Find each line in the entries below that contains the string `ticks` and copy those lines. Case counts.

Data in this exercise:
:::

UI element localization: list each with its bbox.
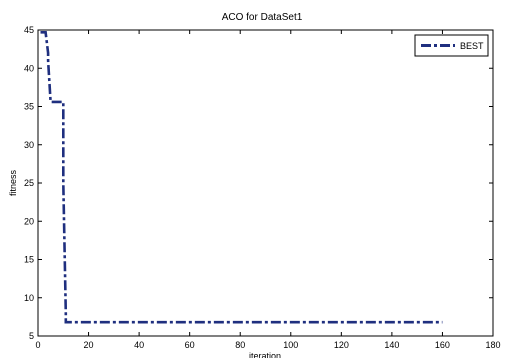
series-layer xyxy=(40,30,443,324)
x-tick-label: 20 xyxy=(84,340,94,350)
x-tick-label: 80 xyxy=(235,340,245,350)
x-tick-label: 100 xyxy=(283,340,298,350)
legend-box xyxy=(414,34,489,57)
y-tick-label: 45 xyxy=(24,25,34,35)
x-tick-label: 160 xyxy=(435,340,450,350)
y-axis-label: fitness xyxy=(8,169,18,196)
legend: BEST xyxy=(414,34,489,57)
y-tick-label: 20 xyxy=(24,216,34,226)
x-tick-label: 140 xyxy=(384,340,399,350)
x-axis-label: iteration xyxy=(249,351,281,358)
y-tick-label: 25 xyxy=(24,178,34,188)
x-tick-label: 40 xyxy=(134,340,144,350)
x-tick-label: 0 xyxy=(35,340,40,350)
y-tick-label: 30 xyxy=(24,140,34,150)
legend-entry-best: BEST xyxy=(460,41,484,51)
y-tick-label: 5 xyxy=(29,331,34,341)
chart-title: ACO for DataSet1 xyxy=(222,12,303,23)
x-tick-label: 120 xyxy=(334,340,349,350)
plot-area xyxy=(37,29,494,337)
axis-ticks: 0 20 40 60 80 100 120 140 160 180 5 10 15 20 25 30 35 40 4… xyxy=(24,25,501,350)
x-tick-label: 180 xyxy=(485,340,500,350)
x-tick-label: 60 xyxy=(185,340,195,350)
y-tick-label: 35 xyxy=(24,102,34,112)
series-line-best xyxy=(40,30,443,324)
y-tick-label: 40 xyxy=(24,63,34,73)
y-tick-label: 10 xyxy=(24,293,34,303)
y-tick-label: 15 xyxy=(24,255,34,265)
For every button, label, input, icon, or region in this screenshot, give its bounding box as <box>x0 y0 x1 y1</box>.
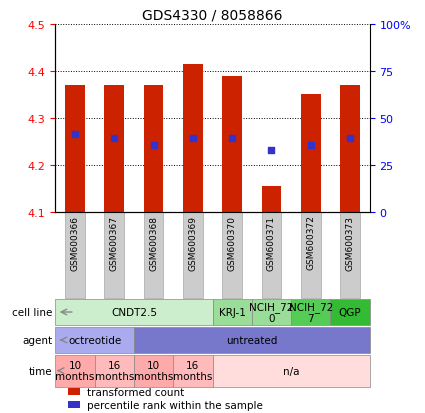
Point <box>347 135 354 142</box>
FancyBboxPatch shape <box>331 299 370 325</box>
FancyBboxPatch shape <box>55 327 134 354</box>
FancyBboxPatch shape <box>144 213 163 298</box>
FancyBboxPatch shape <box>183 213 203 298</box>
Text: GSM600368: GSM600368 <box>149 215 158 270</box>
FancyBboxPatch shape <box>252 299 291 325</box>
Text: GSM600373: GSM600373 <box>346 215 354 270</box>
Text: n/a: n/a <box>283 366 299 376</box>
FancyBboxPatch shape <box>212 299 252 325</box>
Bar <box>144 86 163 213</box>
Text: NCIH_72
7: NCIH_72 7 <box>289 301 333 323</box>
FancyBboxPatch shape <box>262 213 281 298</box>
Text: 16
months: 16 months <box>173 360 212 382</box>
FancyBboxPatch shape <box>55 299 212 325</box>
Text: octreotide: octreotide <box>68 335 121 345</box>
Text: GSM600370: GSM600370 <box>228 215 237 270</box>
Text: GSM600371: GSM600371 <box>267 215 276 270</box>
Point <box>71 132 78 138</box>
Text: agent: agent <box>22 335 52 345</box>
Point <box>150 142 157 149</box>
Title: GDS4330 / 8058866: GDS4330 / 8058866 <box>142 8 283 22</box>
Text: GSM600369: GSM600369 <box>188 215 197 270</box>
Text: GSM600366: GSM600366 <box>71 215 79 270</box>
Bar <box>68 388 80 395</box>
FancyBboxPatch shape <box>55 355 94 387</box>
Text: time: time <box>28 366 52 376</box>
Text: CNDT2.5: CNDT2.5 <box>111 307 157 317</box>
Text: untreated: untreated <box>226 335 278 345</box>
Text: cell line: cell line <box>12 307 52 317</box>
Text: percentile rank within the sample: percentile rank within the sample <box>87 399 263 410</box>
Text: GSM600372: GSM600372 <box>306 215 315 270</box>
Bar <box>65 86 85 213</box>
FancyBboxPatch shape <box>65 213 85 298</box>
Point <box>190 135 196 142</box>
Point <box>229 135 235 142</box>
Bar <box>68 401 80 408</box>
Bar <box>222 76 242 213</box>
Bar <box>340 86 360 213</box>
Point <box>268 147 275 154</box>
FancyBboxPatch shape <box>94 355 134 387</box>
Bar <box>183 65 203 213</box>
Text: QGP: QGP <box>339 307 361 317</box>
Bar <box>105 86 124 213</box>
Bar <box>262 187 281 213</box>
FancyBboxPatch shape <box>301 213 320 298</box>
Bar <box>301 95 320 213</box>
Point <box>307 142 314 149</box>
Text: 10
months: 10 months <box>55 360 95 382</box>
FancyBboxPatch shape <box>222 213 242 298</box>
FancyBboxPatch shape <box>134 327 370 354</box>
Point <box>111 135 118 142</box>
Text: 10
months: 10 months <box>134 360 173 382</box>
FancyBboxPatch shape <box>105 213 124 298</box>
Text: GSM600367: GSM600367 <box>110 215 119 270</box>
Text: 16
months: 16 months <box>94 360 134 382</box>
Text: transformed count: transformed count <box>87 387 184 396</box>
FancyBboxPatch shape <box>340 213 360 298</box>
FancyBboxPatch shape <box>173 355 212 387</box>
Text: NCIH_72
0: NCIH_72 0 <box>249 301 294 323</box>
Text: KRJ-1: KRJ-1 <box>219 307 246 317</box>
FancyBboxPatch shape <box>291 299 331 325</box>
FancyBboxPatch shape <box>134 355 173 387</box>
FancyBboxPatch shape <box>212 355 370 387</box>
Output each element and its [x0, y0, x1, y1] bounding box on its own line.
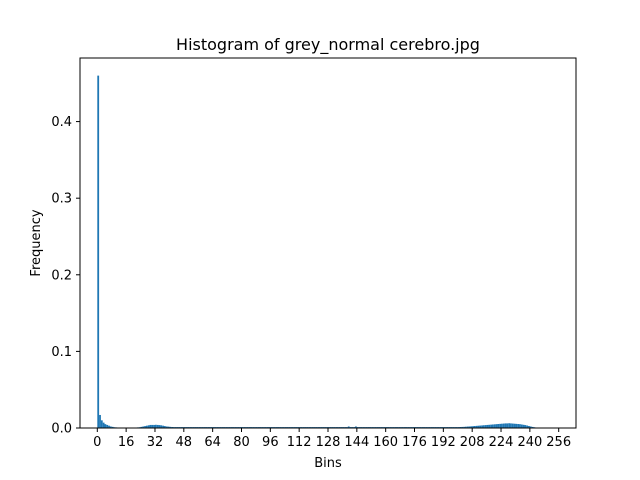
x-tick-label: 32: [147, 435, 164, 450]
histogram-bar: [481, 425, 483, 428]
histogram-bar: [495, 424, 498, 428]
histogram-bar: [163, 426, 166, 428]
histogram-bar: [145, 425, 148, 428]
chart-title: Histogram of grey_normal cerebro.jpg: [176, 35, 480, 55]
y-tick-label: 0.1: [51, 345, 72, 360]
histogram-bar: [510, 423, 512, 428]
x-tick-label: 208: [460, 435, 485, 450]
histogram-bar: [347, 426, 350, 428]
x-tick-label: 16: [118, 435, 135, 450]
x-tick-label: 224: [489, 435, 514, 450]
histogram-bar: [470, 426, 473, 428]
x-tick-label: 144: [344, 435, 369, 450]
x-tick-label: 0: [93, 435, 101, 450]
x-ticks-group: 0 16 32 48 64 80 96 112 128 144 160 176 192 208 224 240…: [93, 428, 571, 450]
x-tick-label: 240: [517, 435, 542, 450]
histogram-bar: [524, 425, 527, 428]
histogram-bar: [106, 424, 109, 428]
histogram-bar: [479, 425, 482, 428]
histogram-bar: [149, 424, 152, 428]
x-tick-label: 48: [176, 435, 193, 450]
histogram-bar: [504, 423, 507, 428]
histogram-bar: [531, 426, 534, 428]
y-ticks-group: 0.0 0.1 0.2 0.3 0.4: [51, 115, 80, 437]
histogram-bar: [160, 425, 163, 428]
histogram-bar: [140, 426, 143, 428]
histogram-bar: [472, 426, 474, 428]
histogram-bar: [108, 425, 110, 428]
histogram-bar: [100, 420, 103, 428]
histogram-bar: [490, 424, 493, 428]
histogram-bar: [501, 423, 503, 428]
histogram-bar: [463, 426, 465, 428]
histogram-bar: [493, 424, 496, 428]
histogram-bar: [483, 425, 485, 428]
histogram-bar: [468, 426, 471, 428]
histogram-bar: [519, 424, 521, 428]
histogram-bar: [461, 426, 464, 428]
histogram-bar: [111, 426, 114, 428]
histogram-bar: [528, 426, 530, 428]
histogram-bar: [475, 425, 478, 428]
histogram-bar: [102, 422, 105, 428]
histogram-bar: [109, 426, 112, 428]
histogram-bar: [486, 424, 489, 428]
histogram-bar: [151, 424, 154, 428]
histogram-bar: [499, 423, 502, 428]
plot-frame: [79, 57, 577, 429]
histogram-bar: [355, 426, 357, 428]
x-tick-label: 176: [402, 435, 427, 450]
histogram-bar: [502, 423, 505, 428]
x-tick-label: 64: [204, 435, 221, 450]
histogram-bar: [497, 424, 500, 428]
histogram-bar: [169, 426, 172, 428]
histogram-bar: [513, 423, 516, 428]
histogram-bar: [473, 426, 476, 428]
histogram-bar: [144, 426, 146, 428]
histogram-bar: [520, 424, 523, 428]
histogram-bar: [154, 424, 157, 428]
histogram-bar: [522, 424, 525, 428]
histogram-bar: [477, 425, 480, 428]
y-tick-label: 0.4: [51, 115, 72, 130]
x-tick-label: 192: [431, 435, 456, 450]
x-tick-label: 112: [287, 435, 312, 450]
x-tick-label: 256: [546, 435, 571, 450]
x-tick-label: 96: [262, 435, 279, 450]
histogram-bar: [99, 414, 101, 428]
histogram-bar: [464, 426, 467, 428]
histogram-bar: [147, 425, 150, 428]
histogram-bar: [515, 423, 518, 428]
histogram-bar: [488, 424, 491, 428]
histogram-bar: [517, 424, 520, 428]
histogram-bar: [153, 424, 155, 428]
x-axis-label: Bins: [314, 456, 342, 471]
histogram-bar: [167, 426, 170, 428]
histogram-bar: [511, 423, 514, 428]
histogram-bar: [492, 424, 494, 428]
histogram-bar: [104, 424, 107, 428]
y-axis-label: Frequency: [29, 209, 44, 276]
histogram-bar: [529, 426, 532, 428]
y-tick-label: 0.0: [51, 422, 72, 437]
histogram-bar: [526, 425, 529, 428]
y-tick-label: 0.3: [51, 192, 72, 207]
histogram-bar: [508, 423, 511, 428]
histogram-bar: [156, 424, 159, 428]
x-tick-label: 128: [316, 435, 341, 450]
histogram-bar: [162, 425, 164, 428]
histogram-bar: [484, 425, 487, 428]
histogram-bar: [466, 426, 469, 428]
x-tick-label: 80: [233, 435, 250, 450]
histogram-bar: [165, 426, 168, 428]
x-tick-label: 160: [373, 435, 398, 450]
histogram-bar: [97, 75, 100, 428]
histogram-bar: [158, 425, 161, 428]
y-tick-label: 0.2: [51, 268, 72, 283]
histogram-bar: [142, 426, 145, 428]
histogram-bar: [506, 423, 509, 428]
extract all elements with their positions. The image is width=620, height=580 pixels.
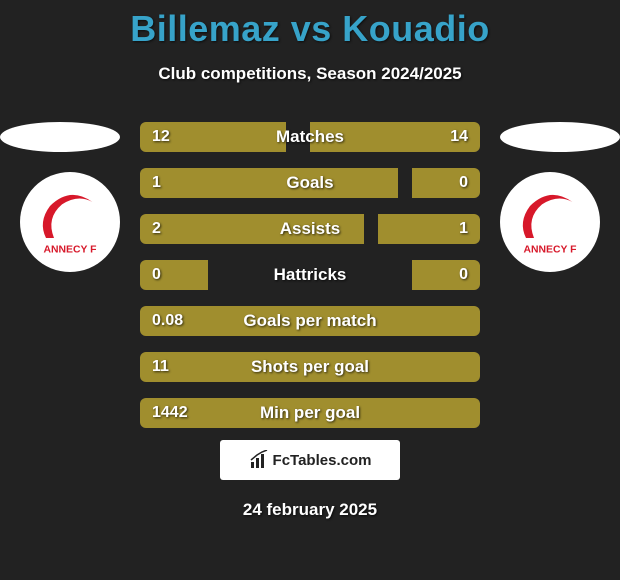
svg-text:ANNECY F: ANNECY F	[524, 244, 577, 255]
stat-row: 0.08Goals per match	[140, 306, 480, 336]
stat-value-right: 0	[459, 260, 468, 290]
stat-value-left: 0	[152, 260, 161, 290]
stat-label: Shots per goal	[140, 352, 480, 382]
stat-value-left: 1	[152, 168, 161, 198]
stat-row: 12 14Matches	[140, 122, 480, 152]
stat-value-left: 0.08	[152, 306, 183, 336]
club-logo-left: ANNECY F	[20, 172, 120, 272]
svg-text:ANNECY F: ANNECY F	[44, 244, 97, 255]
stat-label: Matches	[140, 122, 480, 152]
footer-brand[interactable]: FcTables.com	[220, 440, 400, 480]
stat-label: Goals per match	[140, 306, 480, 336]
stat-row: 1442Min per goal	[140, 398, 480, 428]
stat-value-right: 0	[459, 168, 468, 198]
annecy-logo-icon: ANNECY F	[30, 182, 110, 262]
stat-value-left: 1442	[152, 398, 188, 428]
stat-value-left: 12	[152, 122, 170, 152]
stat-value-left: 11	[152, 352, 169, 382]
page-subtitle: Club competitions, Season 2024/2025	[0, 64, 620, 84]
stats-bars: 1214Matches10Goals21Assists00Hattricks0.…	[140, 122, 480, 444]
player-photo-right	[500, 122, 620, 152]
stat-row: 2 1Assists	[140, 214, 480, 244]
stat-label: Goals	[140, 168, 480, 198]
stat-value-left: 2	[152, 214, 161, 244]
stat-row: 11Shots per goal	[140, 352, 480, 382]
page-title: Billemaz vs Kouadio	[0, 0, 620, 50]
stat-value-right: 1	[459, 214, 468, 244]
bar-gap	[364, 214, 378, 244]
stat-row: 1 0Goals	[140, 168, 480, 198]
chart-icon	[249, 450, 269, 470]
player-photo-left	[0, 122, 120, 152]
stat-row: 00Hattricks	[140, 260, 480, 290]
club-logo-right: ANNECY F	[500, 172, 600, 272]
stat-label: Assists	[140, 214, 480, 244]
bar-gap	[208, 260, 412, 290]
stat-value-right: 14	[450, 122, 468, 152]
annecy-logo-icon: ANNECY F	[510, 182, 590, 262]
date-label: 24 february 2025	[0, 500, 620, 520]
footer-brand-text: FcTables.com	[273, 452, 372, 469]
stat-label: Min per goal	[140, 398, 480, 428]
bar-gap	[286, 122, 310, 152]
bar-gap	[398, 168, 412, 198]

:::

Finished exercise:
axis-ticks: 0 20 40 60 80 100 120 140 160 180 5 10 15 20 25 30 35 40 4… xyxy=(24,25,501,350)
x-ticks-group: 0 16 32 48 64 80 96 112 128 144 160 176 192 208 224 240…: [93, 428, 571, 450]
y-ticks-group: 0.0 0.1 0.2 0.3 0.4: [51, 115, 80, 437]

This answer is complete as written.